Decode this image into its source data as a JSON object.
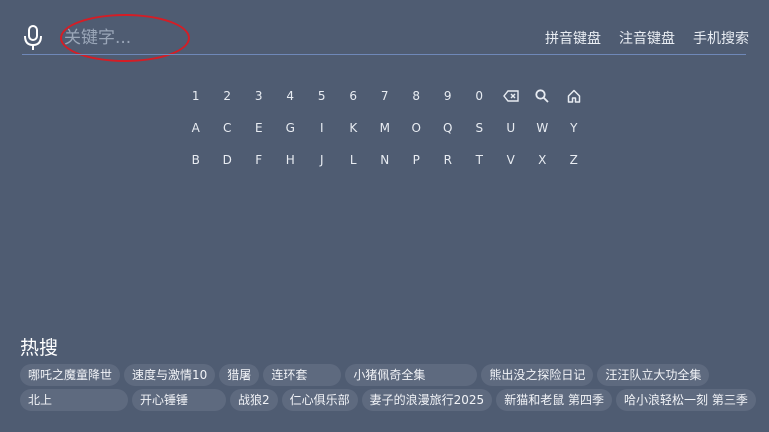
{
  "search": {
    "placeholder": "关键字..."
  },
  "keyboard_modes": [
    "拼音键盘",
    "注音键盘",
    "手机搜索"
  ],
  "keyboard_rows": [
    [
      "1",
      "2",
      "3",
      "4",
      "5",
      "6",
      "7",
      "8",
      "9",
      "0",
      "backspace-icon",
      "search-icon",
      "home-icon"
    ],
    [
      "A",
      "C",
      "E",
      "G",
      "I",
      "K",
      "M",
      "O",
      "Q",
      "S",
      "U",
      "W",
      "Y"
    ],
    [
      "B",
      "D",
      "F",
      "H",
      "J",
      "L",
      "N",
      "P",
      "R",
      "T",
      "V",
      "X",
      "Z"
    ]
  ],
  "hot": {
    "title": "热搜",
    "rows": [
      [
        "哪吒之魔童降世",
        "速度与激情10",
        "猎屠",
        "连环套",
        "小猪佩奇全集",
        "熊出没之探险日记",
        "汪汪队立大功全集"
      ],
      [
        "北上",
        "开心锤锤",
        "战狼2",
        "仁心俱乐部",
        "妻子的浪漫旅行2025",
        "新猫和老鼠 第四季",
        "哈小浪轻松一刻 第三季"
      ]
    ]
  },
  "colors": {
    "background": "#4f5c72",
    "chip": "#5e6a7f",
    "underline": "#6f88b8",
    "annotation": "#d51d25"
  }
}
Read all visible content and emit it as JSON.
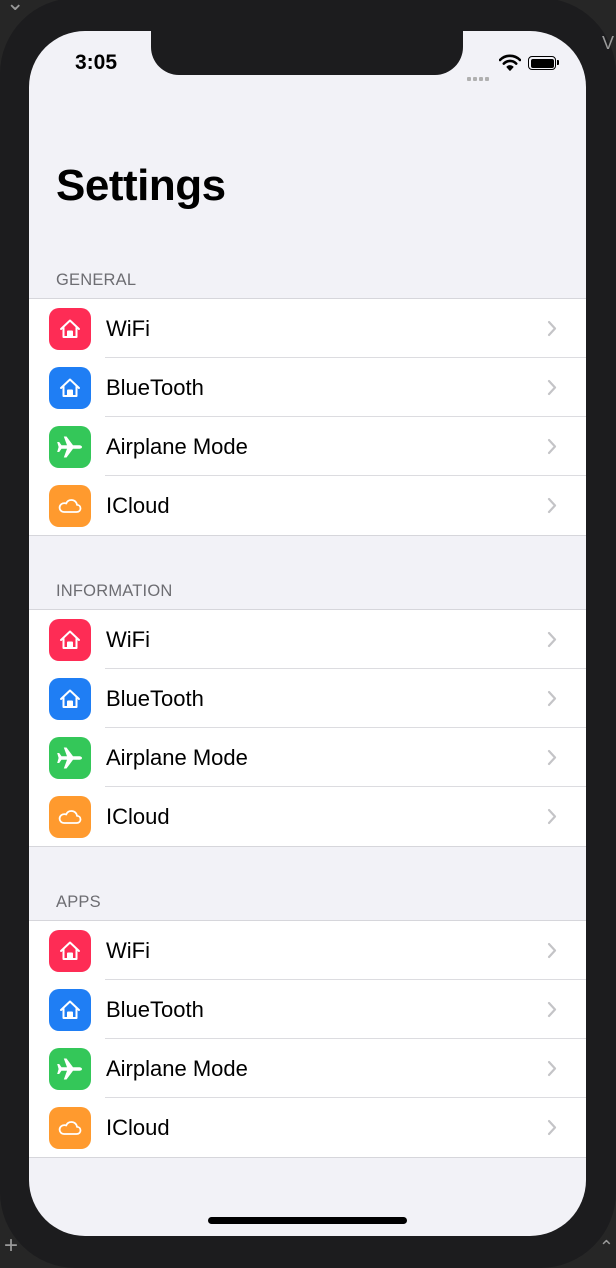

» **Exercise directions**:
Copy the records exactly as they appear, excluding images.

» **Written answer**:
Decode this image into its source data as a JSON object.
{
  "search": {
    "placeholder": "关键字..."
  },
  "keyboard_modes": [
    "拼音键盘",
    "注音键盘",
    "手机搜索"
  ],
  "keyboard_rows": [
    [
      "1",
      "2",
      "3",
      "4",
      "5",
      "6",
      "7",
      "8",
      "9",
      "0",
      "backspace-icon",
      "search-icon",
      "home-icon"
    ],
    [
      "A",
      "C",
      "E",
      "G",
      "I",
      "K",
      "M",
      "O",
      "Q",
      "S",
      "U",
      "W",
      "Y"
    ],
    [
      "B",
      "D",
      "F",
      "H",
      "J",
      "L",
      "N",
      "P",
      "R",
      "T",
      "V",
      "X",
      "Z"
    ]
  ],
  "hot": {
    "title": "热搜",
    "rows": [
      [
        "哪吒之魔童降世",
        "速度与激情10",
        "猎屠",
        "连环套",
        "小猪佩奇全集",
        "熊出没之探险日记",
        "汪汪队立大功全集"
      ],
      [
        "北上",
        "开心锤锤",
        "战狼2",
        "仁心俱乐部",
        "妻子的浪漫旅行2025",
        "新猫和老鼠 第四季",
        "哈小浪轻松一刻 第三季"
      ]
    ]
  },
  "colors": {
    "background": "#4f5c72",
    "chip": "#5e6a7f",
    "underline": "#6f88b8",
    "annotation": "#d51d25"
  }
}
Read all visible content and emit it as JSON.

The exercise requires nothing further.